▸ **Short exercise**
For the data that follows, report how many lines contain the word "Barrel", and nothing else.

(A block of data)
—————

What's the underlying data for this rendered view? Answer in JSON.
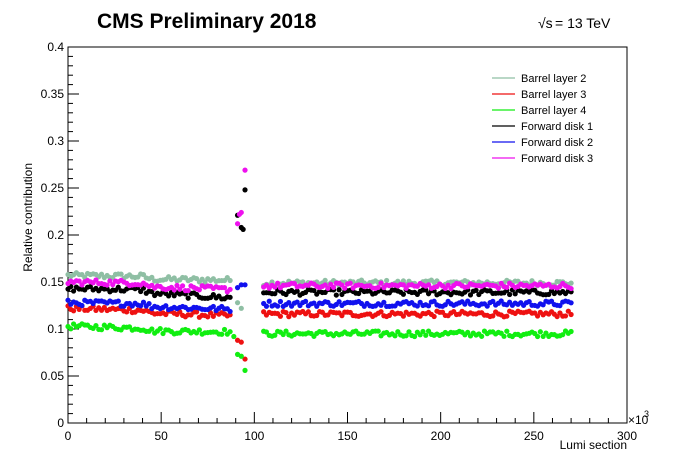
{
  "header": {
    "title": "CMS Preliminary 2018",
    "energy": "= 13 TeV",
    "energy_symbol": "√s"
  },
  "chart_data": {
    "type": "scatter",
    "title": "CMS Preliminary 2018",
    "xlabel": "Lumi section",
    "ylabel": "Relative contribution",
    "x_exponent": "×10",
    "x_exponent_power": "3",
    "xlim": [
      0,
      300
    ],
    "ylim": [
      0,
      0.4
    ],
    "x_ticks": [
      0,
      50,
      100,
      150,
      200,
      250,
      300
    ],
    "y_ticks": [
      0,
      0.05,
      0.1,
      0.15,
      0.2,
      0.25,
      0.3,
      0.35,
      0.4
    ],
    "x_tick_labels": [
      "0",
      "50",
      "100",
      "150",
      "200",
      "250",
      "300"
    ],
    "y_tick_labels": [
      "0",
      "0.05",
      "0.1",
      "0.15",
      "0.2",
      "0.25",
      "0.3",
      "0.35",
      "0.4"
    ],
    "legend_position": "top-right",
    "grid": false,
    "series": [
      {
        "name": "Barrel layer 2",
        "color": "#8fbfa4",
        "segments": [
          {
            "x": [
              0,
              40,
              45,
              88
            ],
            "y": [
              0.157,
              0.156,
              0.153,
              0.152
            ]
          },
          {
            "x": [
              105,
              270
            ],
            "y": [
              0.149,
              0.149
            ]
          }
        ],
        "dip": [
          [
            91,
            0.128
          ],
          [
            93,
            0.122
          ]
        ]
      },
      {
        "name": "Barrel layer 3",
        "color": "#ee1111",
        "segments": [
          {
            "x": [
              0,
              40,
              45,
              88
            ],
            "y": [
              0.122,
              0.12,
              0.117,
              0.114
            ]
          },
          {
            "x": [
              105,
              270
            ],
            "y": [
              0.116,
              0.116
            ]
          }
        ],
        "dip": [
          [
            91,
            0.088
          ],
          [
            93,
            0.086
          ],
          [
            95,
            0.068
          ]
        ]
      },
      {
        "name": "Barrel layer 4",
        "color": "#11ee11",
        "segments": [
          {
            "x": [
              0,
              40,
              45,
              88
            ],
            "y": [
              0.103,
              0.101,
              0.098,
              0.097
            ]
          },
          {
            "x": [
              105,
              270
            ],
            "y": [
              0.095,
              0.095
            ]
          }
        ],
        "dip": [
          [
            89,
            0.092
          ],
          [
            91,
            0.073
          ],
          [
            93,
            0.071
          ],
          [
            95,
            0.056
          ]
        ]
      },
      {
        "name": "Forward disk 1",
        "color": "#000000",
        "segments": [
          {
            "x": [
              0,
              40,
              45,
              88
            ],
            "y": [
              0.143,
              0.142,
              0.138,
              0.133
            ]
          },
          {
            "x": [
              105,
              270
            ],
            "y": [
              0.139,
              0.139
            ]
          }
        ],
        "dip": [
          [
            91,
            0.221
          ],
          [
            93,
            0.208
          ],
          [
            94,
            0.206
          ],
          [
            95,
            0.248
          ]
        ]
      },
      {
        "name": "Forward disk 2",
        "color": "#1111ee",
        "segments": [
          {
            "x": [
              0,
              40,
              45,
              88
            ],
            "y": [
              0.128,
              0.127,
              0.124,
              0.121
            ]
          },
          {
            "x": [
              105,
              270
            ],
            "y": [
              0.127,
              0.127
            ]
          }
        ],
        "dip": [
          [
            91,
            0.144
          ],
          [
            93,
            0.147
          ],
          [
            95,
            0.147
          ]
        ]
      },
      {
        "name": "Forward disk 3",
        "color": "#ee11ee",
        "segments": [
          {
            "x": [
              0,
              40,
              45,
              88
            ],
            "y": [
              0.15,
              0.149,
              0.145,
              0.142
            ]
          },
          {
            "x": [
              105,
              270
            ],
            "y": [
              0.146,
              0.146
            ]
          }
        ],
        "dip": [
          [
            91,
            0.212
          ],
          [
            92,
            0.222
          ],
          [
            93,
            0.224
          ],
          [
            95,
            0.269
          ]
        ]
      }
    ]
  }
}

—————

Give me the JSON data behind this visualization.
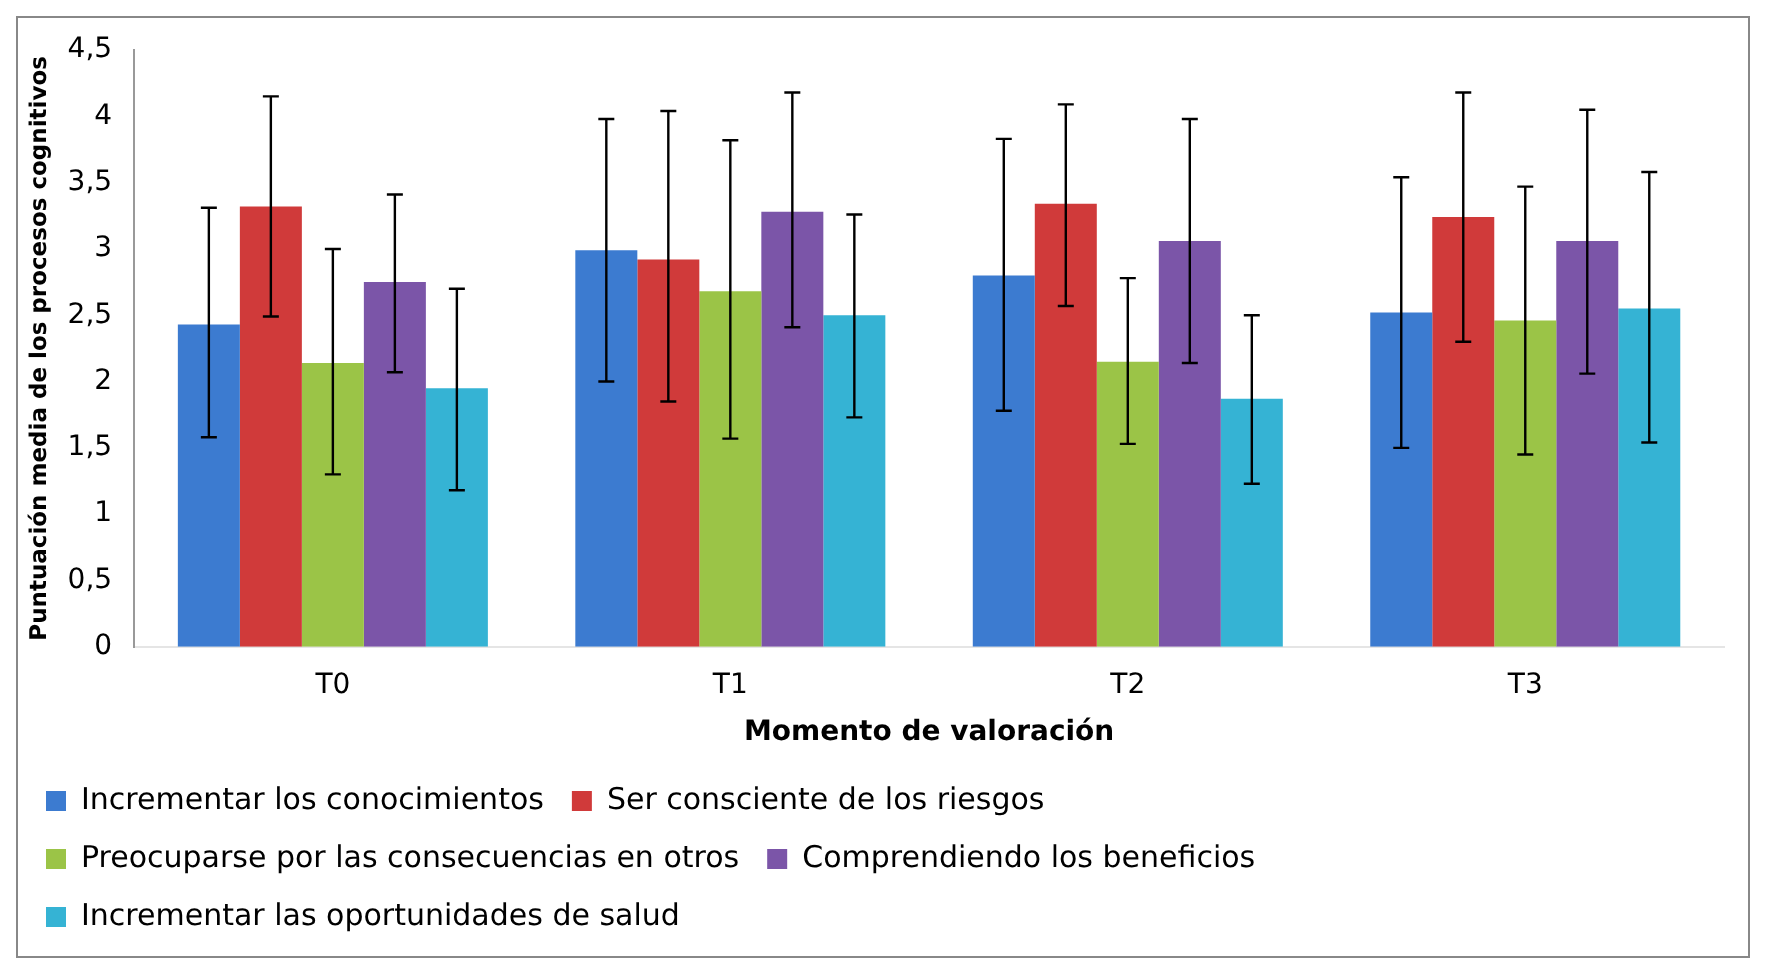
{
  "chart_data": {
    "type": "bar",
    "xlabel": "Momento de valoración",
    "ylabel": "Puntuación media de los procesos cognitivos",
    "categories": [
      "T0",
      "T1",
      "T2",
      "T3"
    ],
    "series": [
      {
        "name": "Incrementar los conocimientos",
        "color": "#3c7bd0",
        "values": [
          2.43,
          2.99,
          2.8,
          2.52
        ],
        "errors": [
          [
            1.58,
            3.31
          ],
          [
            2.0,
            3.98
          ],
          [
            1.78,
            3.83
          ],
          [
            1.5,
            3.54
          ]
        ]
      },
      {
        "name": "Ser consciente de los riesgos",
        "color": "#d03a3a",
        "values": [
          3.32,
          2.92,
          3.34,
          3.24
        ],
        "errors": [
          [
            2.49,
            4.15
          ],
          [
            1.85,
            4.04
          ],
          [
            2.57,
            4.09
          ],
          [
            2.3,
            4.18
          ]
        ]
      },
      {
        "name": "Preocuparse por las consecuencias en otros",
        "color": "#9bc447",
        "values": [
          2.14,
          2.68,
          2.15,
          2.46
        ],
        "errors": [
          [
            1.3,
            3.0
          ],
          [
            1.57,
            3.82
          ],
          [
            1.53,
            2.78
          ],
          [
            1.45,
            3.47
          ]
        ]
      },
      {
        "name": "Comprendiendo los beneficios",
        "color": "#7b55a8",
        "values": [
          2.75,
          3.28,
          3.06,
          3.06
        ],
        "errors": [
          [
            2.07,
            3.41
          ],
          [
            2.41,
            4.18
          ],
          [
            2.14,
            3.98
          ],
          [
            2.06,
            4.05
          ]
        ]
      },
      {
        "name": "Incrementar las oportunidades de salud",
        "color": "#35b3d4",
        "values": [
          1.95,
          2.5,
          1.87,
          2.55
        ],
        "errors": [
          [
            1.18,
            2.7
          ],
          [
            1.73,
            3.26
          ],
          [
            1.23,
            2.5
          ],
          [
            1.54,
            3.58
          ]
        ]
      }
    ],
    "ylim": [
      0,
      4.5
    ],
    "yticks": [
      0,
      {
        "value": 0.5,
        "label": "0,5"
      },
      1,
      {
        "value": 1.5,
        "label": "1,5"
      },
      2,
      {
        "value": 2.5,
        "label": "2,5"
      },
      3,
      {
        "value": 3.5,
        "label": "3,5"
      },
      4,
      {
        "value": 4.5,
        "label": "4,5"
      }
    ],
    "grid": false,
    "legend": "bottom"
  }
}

—————

▸ **Finished task**
3